SOURCE DATA.
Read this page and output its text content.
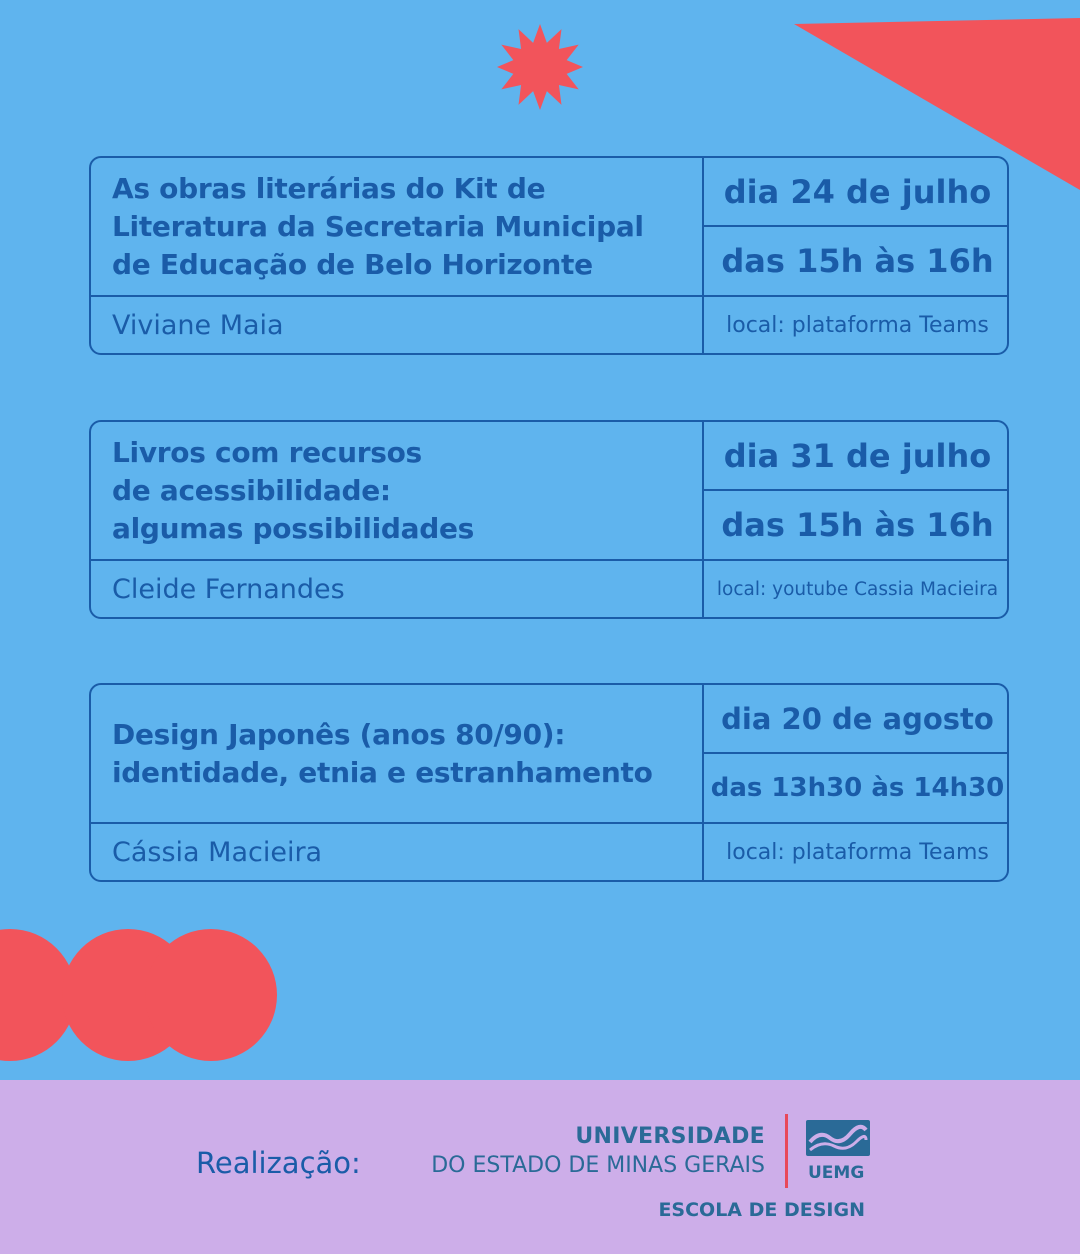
As obras literárias do Kit de
Literatura da Secretaria Municipal
de Educação de Belo Horizonte

dia 24 de julho
das 15h às 16h
Viviane Maia	local: plataforma Teams

Livros com recursos
de acessibilidade:
algumas possibilidades

dia 31 de julho
das 15h às 16h
Cleide Fernandes	local: youtube Cassia Macieira

Design Japonês (anos 80/90):
identidade, etnia e estranhamento

dia 20 de agosto
das 13h30 às 14h30
Cássia Macieira	local: plataforma Teams
Realização:
UNIVERSIDADE
DO ESTADO DE MINAS GERAIS	UEMG
ESCOLA DE DESIGN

EXERCISE.
Print the complete listing exactly as it stands, without its pictures.

COMPLETE RESPONSE.
Read this page and output its text content.
As obras literárias do Kit de
Literatura da Secretaria Municipal
de Educação de Belo Horizonte

dia 24 de julho
das 15h às 16h
Viviane Maia	local: plataforma Teams

Livros com recursos
de acessibilidade:
algumas possibilidades

dia 31 de julho
das 15h às 16h
Cleide Fernandes	local: youtube Cassia Macieira

Design Japonês (anos 80/90):
identidade, etnia e estranhamento

dia 20 de agosto
das 13h30 às 14h30
Cássia Macieira	local: plataforma Teams
Realização:
UNIVERSIDADE
DO ESTADO DE MINAS GERAIS	UEMG
ESCOLA DE DESIGN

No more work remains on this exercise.